Instruction = Only lines with the word "Recent" are needed; collect each of them from the listing below.

Supplied material =

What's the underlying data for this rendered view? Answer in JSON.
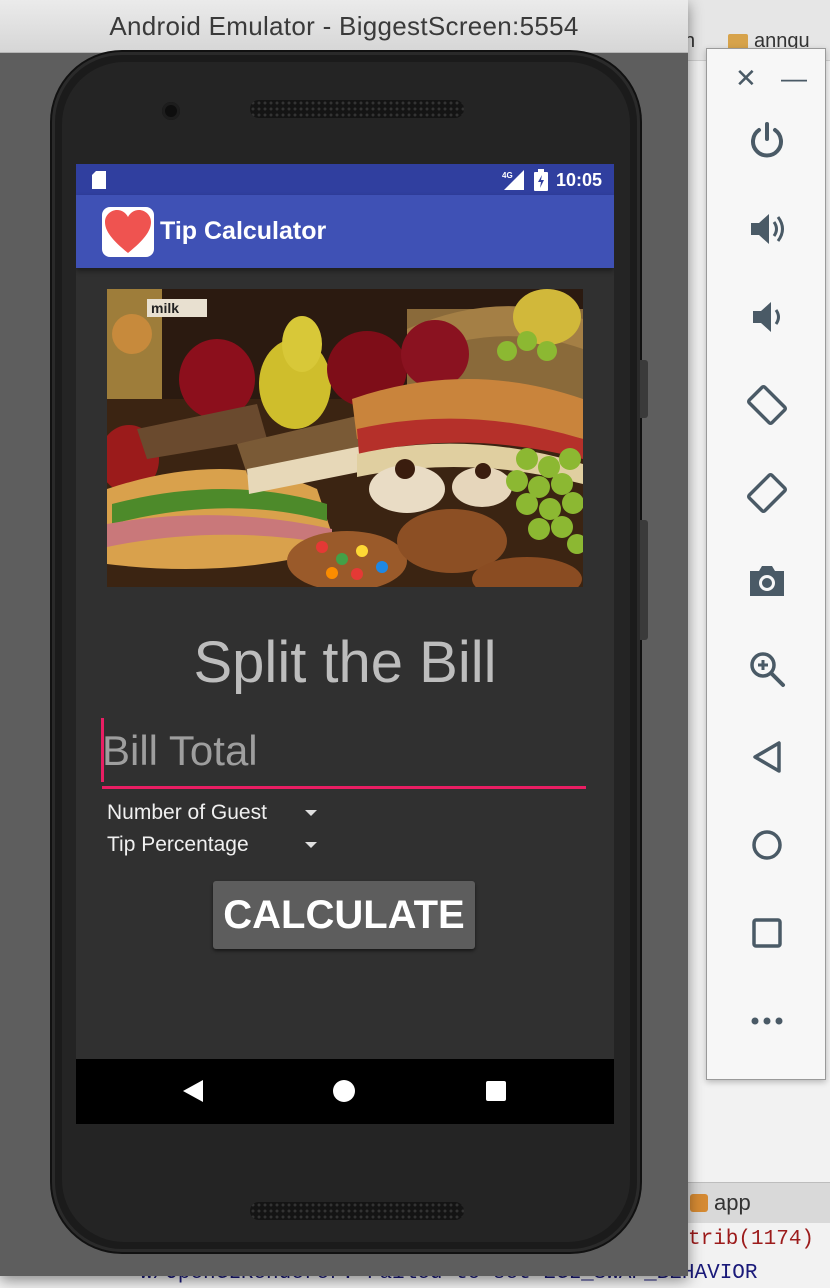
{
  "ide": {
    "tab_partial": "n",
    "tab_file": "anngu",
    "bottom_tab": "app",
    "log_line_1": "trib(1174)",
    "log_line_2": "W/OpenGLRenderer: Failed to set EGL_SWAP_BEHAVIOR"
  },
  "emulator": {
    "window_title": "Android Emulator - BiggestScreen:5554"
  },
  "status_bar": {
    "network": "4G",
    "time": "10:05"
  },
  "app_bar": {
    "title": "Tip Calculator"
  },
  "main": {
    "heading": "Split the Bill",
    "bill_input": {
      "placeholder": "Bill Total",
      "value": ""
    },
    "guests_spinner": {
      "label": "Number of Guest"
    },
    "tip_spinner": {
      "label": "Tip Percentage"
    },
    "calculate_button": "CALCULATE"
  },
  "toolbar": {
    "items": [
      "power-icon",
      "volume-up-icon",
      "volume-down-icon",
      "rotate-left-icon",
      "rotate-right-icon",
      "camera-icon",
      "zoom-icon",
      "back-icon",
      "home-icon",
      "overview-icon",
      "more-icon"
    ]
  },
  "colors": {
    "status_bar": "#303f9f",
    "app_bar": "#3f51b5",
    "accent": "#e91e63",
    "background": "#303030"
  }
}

...

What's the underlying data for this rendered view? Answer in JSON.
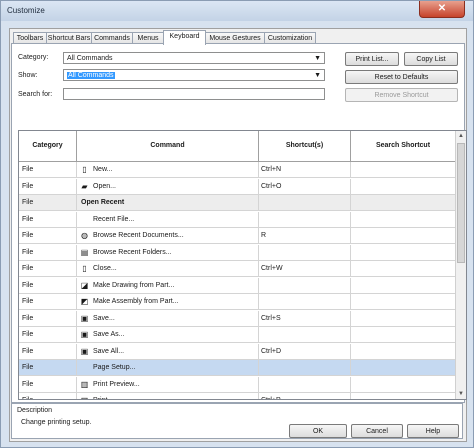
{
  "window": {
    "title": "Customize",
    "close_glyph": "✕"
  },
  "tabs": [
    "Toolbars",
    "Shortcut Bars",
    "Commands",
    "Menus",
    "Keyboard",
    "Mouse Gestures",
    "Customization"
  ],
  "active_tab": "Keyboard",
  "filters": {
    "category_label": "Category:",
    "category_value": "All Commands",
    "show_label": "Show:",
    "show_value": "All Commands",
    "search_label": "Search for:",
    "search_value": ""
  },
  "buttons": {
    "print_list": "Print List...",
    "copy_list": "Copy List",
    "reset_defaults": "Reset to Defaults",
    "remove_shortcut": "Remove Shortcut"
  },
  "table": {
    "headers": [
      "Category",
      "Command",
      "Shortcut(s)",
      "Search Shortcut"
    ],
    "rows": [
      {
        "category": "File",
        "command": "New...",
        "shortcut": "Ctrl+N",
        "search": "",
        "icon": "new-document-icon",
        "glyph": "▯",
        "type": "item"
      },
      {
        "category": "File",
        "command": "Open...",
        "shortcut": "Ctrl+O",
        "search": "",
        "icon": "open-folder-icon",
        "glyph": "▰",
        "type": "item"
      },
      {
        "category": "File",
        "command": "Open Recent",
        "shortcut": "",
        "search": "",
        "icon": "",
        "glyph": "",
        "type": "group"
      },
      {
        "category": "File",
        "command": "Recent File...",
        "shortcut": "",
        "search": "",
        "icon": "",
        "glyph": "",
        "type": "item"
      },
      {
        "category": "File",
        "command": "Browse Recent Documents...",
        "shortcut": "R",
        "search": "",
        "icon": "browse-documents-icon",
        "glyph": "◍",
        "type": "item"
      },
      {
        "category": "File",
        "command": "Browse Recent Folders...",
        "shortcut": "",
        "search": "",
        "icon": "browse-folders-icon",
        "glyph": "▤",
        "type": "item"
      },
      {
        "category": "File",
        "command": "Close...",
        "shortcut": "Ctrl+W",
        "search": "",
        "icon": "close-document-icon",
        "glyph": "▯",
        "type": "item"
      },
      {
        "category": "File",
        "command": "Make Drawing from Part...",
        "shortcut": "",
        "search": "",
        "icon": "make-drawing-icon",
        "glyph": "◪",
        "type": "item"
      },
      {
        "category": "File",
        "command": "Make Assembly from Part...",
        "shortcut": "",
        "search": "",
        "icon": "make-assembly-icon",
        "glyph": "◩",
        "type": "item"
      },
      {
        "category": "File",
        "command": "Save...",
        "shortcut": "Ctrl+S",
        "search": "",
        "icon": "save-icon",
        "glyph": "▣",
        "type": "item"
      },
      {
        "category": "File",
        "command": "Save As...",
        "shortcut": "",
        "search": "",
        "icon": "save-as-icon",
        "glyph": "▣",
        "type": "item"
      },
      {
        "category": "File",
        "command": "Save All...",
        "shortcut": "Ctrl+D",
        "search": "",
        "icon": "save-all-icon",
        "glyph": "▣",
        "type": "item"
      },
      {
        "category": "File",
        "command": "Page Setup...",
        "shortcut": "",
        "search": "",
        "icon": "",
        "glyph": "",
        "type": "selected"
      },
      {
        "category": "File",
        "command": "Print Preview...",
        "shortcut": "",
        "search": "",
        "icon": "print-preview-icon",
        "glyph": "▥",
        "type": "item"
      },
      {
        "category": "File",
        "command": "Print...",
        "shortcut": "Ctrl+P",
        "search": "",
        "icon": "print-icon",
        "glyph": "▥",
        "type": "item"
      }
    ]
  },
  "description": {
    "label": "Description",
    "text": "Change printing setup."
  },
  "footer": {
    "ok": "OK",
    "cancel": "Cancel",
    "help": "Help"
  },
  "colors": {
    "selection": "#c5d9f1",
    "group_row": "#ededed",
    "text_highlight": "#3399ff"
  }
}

Right answer =
        "command": "Open Recent",
        "command": "Recent File...",
        "command": "Browse Recent Documents...",
        "command": "Browse Recent Folders...",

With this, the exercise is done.